**WORK TO BE COMPLETED:** Write out the records below once more, exactly as they stand.

━━━━━━━━

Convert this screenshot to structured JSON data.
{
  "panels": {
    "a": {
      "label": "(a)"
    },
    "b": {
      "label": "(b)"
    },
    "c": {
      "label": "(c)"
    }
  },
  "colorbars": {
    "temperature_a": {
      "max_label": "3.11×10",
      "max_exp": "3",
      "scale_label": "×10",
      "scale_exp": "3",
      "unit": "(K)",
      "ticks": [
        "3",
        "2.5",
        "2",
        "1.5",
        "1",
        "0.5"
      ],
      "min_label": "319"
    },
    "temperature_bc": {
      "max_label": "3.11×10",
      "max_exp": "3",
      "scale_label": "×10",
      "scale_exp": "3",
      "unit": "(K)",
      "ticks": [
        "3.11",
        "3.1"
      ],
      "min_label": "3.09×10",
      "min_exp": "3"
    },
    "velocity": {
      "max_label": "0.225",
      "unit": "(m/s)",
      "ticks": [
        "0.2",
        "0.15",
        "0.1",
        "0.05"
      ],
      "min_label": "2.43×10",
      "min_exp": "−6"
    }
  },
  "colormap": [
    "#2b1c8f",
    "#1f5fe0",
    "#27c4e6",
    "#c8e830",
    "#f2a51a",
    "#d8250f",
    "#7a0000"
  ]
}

━━━━━━━━

**RESPONSE:**
Convert this screenshot to structured JSON data.
{
  "panels": {
    "a": {
      "label": "(a)"
    },
    "b": {
      "label": "(b)"
    },
    "c": {
      "label": "(c)"
    }
  },
  "colorbars": {
    "temperature_a": {
      "max_label": "3.11×10",
      "max_exp": "3",
      "scale_label": "×10",
      "scale_exp": "3",
      "unit": "(K)",
      "ticks": [
        "3",
        "2.5",
        "2",
        "1.5",
        "1",
        "0.5"
      ],
      "min_label": "319"
    },
    "temperature_bc": {
      "max_label": "3.11×10",
      "max_exp": "3",
      "scale_label": "×10",
      "scale_exp": "3",
      "unit": "(K)",
      "ticks": [
        "3.11",
        "3.1"
      ],
      "min_label": "3.09×10",
      "min_exp": "3"
    },
    "velocity": {
      "max_label": "0.225",
      "unit": "(m/s)",
      "ticks": [
        "0.2",
        "0.15",
        "0.1",
        "0.05"
      ],
      "min_label": "2.43×10",
      "min_exp": "−6"
    }
  },
  "colormap": [
    "#2b1c8f",
    "#1f5fe0",
    "#27c4e6",
    "#c8e830",
    "#f2a51a",
    "#d8250f",
    "#7a0000"
  ]
}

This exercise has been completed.